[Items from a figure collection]
--- --- ---
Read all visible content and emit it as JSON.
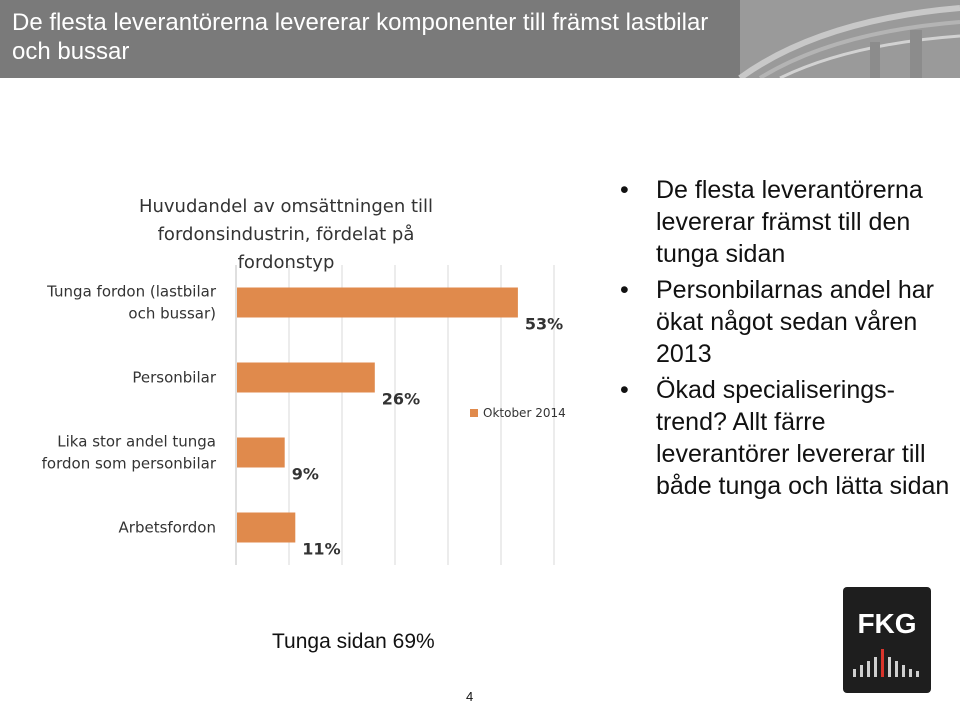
{
  "slide": {
    "title": "De flesta leverantörerna levererar komponenter till främst lastbilar och bussar",
    "bullets": [
      "De flesta leverantörerna levererar främst till den tunga sidan",
      "Personbilarnas andel har ökat något sedan våren 2013",
      "Ökad specialiserings-trend? Allt färre leverantörer levererar till både tunga och lätta sidan"
    ],
    "summary": "Tunga sidan 69%",
    "page_number": "4",
    "logo_text": "FKG"
  },
  "colors": {
    "bar": "#e08a4c",
    "header": "#7f7f7f",
    "gridline": "#d9d9d9",
    "logo_bg": "#1e1e1e"
  },
  "chart_data": {
    "type": "bar",
    "orientation": "horizontal",
    "title": "Huvudandel av omsättningen till fordonsindustrin, fördelat på fordonstyp",
    "categories": [
      "Tunga fordon (lastbilar och bussar)",
      "Personbilar",
      "Lika stor andel tunga fordon som personbilar",
      "Arbetsfordon"
    ],
    "series": [
      {
        "name": "Oktober 2014",
        "values": [
          53,
          26,
          9,
          11
        ]
      }
    ],
    "value_labels": [
      "53%",
      "26%",
      "9%",
      "11%"
    ],
    "xlim": [
      0,
      60
    ],
    "grid": true,
    "legend": "right"
  }
}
--- --- ---
WORK TO COMPLETE:
Quote the material exactly. Pictures stay out.

RESULT:
Read all visible content and emit it as JSON.
{
  "slide": {
    "title": "De flesta leverantörerna levererar komponenter till främst lastbilar och bussar",
    "bullets": [
      "De flesta leverantörerna levererar främst till den tunga sidan",
      "Personbilarnas andel har ökat något sedan våren 2013",
      "Ökad specialiserings-trend? Allt färre leverantörer levererar till både tunga och lätta sidan"
    ],
    "summary": "Tunga sidan 69%",
    "page_number": "4",
    "logo_text": "FKG"
  },
  "colors": {
    "bar": "#e08a4c",
    "header": "#7f7f7f",
    "gridline": "#d9d9d9",
    "logo_bg": "#1e1e1e"
  },
  "chart_data": {
    "type": "bar",
    "orientation": "horizontal",
    "title": "Huvudandel av omsättningen till fordonsindustrin, fördelat på fordonstyp",
    "categories": [
      "Tunga fordon (lastbilar och bussar)",
      "Personbilar",
      "Lika stor andel tunga fordon som personbilar",
      "Arbetsfordon"
    ],
    "series": [
      {
        "name": "Oktober 2014",
        "values": [
          53,
          26,
          9,
          11
        ]
      }
    ],
    "value_labels": [
      "53%",
      "26%",
      "9%",
      "11%"
    ],
    "xlim": [
      0,
      60
    ],
    "grid": true,
    "legend": "right"
  }
}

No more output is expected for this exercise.